_What is asked_
Work out how many lines hold "JSON". Give the number and nothing else.

_Supplied data_
******************************

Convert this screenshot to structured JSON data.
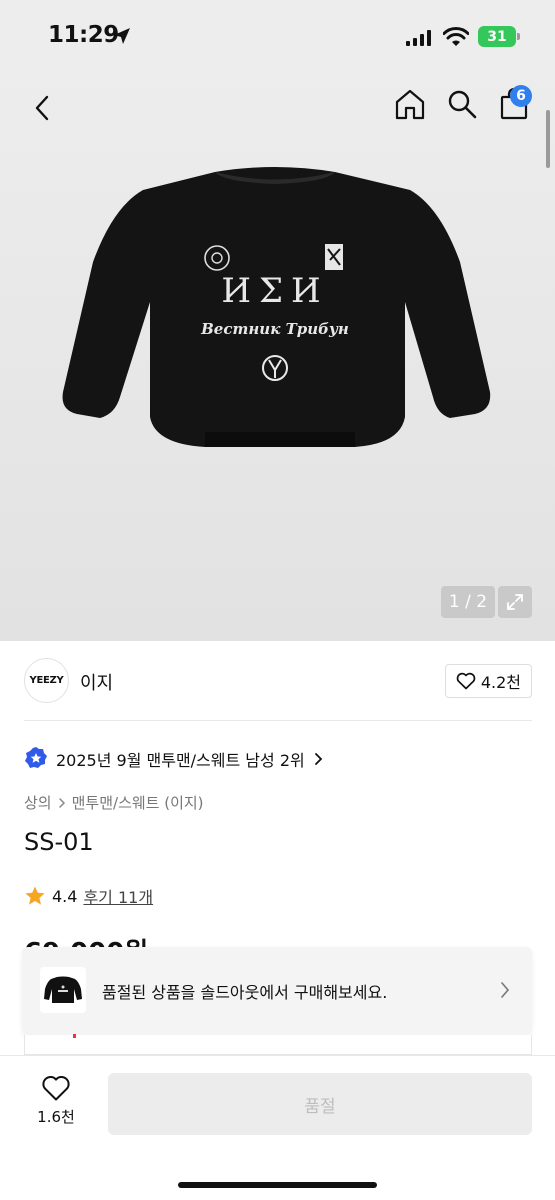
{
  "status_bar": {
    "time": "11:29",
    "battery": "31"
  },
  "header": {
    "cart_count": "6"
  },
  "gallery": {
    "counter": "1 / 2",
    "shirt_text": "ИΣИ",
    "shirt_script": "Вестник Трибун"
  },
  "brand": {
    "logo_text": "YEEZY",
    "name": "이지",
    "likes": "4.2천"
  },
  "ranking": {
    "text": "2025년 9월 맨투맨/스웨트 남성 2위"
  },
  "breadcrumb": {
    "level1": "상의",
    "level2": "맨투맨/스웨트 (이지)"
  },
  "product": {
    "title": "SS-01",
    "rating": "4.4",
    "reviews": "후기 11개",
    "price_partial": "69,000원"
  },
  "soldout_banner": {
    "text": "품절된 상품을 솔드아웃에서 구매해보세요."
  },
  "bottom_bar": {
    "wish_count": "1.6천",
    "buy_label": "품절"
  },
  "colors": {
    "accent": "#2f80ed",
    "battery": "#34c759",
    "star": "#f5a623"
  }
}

******************************

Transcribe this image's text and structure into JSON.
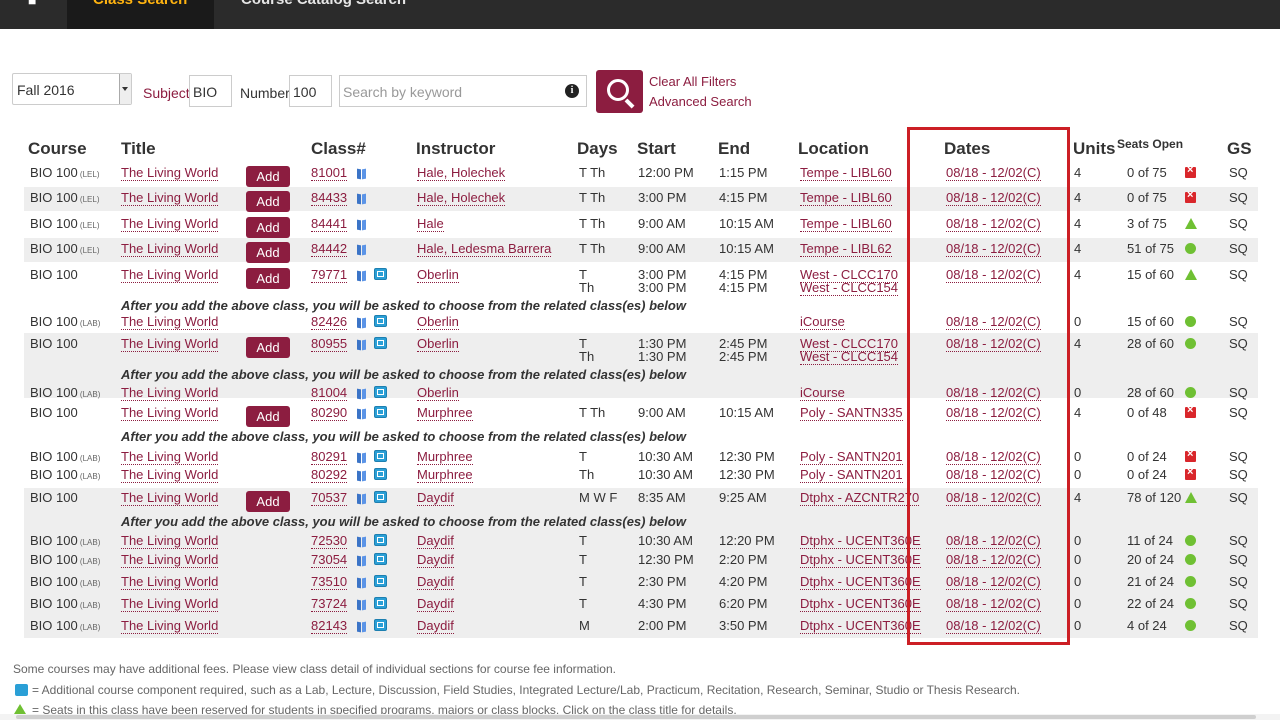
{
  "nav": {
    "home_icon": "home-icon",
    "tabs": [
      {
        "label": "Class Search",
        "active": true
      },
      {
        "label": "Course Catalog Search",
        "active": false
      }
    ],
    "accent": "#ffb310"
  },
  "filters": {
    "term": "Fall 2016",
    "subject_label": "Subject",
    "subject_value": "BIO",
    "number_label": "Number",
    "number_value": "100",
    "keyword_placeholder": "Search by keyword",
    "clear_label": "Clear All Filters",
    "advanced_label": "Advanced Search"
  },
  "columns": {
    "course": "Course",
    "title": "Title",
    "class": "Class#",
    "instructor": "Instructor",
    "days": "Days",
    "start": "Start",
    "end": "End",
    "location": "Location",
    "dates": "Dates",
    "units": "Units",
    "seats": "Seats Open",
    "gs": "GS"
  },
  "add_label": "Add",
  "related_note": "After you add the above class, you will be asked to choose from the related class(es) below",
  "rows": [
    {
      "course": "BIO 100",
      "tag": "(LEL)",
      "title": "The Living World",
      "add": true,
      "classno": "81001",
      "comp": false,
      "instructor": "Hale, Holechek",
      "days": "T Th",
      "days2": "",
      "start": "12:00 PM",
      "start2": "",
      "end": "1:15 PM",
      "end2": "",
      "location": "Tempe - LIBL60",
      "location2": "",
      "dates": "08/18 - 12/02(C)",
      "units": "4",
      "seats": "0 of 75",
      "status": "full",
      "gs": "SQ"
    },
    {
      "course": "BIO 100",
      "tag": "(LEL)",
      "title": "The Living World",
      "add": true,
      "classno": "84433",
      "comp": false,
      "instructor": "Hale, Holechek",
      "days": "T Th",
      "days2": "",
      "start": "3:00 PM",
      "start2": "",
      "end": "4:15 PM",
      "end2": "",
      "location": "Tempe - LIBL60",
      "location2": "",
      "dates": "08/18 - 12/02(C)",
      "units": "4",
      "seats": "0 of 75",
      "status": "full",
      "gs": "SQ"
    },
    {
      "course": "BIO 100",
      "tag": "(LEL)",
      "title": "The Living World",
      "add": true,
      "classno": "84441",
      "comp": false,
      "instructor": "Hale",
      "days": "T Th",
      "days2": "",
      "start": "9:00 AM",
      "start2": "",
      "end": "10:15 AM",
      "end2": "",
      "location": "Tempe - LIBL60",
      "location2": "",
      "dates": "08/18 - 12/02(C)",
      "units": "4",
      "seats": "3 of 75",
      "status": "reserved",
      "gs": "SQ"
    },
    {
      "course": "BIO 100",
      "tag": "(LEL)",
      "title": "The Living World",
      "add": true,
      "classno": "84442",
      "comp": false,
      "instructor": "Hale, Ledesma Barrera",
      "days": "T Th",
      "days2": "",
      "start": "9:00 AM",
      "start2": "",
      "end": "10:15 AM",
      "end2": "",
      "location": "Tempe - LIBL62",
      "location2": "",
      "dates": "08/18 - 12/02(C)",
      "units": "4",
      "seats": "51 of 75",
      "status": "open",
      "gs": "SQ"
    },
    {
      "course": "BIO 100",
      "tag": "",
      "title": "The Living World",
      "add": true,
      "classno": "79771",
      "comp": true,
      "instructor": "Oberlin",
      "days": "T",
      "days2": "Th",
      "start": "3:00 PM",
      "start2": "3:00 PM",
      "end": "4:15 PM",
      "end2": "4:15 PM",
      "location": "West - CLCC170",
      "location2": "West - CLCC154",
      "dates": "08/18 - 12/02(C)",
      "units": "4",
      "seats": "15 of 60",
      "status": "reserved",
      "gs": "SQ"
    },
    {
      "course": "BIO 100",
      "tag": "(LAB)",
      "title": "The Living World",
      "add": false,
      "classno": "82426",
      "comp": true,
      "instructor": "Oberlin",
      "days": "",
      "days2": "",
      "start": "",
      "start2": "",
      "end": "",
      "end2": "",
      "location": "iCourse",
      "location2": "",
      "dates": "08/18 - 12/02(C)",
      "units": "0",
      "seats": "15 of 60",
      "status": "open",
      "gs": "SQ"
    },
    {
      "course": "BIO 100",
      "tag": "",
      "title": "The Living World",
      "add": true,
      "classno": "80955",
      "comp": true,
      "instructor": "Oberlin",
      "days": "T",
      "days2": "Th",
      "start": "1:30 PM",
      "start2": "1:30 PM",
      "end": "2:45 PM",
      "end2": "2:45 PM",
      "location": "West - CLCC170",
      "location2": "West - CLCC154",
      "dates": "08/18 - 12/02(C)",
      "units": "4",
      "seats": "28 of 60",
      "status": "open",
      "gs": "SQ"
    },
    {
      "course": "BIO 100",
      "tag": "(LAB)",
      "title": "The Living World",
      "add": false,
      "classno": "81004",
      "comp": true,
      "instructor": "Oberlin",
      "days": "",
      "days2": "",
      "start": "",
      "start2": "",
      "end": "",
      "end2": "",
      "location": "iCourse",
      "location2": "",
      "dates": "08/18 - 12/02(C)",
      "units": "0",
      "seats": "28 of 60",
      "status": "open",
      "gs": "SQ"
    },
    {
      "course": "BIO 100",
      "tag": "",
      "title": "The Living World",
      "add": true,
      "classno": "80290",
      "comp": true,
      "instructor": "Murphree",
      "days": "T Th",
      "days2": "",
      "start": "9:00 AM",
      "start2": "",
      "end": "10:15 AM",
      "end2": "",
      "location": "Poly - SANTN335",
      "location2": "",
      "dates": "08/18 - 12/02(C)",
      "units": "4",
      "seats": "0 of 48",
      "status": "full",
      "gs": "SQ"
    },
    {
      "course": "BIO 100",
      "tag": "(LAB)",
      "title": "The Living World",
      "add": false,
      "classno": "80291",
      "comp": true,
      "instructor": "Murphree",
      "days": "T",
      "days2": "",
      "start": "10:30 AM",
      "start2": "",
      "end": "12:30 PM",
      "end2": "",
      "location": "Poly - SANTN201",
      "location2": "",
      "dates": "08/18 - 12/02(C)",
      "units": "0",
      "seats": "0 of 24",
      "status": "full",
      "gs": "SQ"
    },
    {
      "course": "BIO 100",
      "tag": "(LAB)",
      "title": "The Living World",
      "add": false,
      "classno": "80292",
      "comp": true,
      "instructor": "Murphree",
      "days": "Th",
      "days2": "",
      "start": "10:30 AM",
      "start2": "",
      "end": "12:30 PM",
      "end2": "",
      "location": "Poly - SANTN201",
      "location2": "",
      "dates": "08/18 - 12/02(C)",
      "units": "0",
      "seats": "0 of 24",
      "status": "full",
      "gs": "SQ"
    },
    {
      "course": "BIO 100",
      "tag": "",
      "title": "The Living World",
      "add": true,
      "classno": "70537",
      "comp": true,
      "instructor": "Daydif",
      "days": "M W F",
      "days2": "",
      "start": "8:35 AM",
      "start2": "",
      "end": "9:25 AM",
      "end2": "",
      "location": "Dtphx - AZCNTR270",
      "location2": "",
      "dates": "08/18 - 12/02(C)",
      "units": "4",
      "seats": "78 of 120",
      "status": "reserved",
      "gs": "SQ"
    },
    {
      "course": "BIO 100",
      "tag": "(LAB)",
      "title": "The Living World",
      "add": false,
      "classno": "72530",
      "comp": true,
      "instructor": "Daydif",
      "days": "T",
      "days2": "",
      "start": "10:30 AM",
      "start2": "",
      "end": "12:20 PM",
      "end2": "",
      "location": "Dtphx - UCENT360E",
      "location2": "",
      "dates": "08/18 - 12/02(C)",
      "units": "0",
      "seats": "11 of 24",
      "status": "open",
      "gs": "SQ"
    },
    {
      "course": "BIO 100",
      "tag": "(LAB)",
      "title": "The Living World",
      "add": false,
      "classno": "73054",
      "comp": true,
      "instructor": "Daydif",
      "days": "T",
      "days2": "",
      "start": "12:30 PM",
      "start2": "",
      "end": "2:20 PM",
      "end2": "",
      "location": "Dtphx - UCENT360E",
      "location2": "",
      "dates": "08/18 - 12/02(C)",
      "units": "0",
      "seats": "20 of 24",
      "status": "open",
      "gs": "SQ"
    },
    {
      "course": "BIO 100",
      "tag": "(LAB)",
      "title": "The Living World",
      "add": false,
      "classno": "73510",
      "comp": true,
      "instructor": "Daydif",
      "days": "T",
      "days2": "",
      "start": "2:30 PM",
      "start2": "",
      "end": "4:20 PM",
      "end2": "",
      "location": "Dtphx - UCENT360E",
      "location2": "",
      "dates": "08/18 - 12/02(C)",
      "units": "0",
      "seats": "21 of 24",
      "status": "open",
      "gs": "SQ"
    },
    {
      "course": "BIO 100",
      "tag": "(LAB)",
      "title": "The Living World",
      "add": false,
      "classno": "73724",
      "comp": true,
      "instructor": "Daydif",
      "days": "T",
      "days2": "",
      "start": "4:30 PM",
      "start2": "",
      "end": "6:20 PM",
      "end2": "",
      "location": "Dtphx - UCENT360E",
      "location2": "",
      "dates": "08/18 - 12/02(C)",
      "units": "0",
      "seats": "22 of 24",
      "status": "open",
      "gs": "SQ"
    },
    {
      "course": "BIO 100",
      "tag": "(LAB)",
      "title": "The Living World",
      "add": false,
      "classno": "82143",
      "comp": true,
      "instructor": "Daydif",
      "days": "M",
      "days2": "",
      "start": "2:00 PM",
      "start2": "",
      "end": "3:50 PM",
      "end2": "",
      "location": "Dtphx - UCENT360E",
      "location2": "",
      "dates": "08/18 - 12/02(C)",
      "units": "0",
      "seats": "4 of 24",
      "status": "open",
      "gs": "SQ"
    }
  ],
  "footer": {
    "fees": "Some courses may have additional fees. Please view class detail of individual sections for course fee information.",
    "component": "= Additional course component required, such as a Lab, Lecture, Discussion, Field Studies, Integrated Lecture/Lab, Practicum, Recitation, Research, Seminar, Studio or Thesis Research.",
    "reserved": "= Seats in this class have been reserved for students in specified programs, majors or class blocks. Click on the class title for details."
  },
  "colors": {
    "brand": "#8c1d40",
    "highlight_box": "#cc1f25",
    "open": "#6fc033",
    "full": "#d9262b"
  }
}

******************************

_Task result_
2